*EXERCISE DIRECTIONS*:
Leave out the pictures and return every entry exactly as it appears.

↓↓↓

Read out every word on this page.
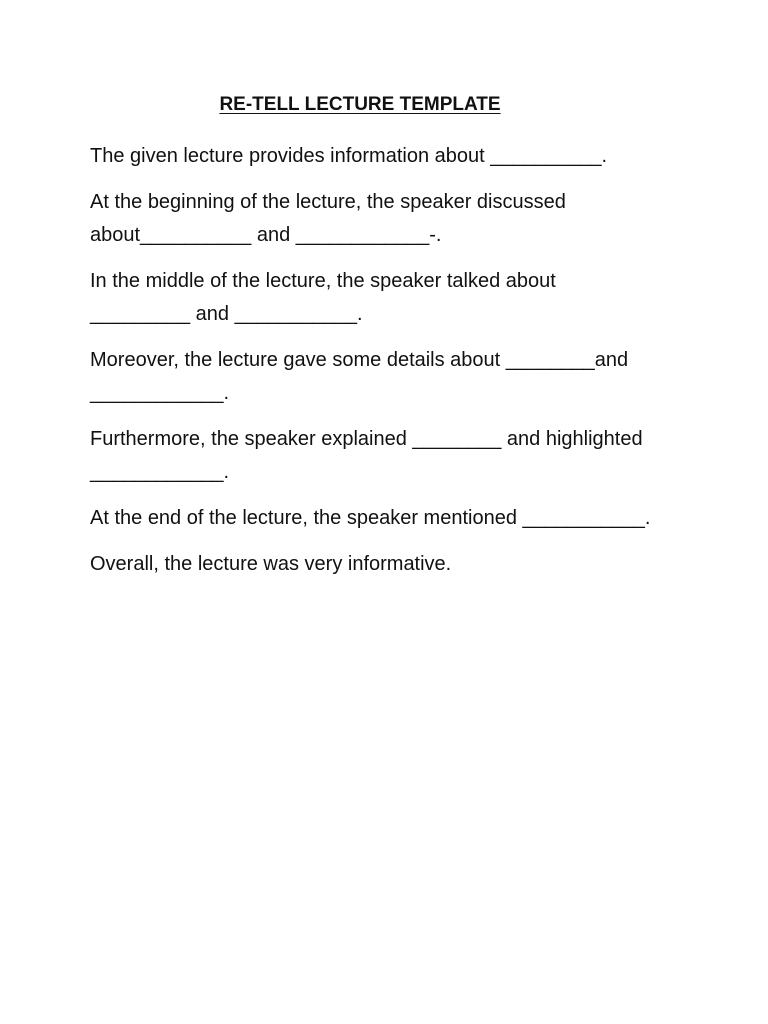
RE-TELL LECTURE TEMPLATE

The given lecture provides information about __________.

At the beginning of the lecture, the speaker discussed
about__________ and ____________-.

In the middle of the lecture, the speaker talked about
_________ and ___________.

Moreover, the lecture gave some details about ________and
____________.

Furthermore, the speaker explained ________ and highlighted
____________.

At the end of the lecture, the speaker mentioned ___________.

Overall, the lecture was very informative.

↑↑↑

*SOLUTION*:
Read out every word on this page.
RE-TELL LECTURE TEMPLATE

The given lecture provides information about __________.

At the beginning of the lecture, the speaker discussed
about__________ and ____________-.

In the middle of the lecture, the speaker talked about
_________ and ___________.

Moreover, the lecture gave some details about ________and
____________.

Furthermore, the speaker explained ________ and highlighted
____________.

At the end of the lecture, the speaker mentioned ___________.

Overall, the lecture was very informative.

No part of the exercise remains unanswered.